----- SOURCE MATERIAL

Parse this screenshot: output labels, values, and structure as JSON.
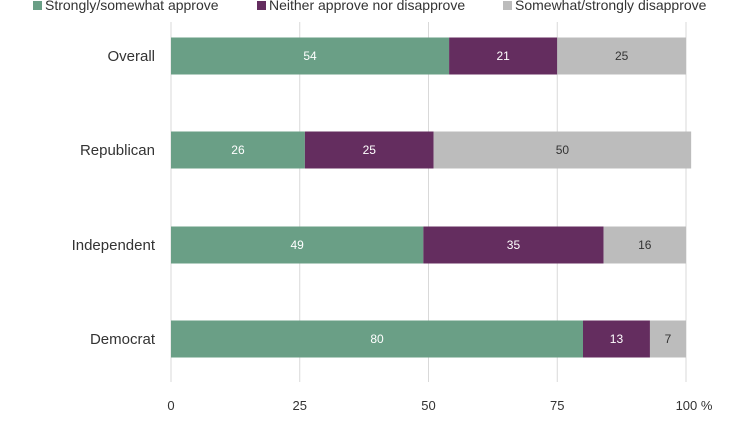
{
  "chart_data": {
    "type": "bar",
    "orientation": "horizontal",
    "stacked": true,
    "categories": [
      "Overall",
      "Republican",
      "Independent",
      "Democrat"
    ],
    "series": [
      {
        "name": "Strongly/somewhat approve",
        "values": [
          54,
          26,
          49,
          80
        ],
        "color": "#6a9f86"
      },
      {
        "name": "Neither approve nor disapprove",
        "values": [
          21,
          25,
          35,
          13
        ],
        "color": "#642d5f"
      },
      {
        "name": "Somewhat/strongly disapprove",
        "values": [
          25,
          50,
          16,
          7
        ],
        "color": "#bcbcbc"
      }
    ],
    "data_label_colors": [
      "#ffffff",
      "#ffffff",
      "#333333"
    ],
    "x_ticks": [
      "0",
      "25",
      "50",
      "75",
      "100 %"
    ],
    "xlim": [
      0,
      100
    ],
    "grid": true,
    "legend_position": "top"
  }
}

----------

● REQUIRED TASK: Within the listing above, find every line containing the string "disapprove" and return it.

● OUTPUT FOR THIS EXERCISE:
        "name": "Neither approve nor disapprove",
        "name": "Somewhat/strongly disapprove",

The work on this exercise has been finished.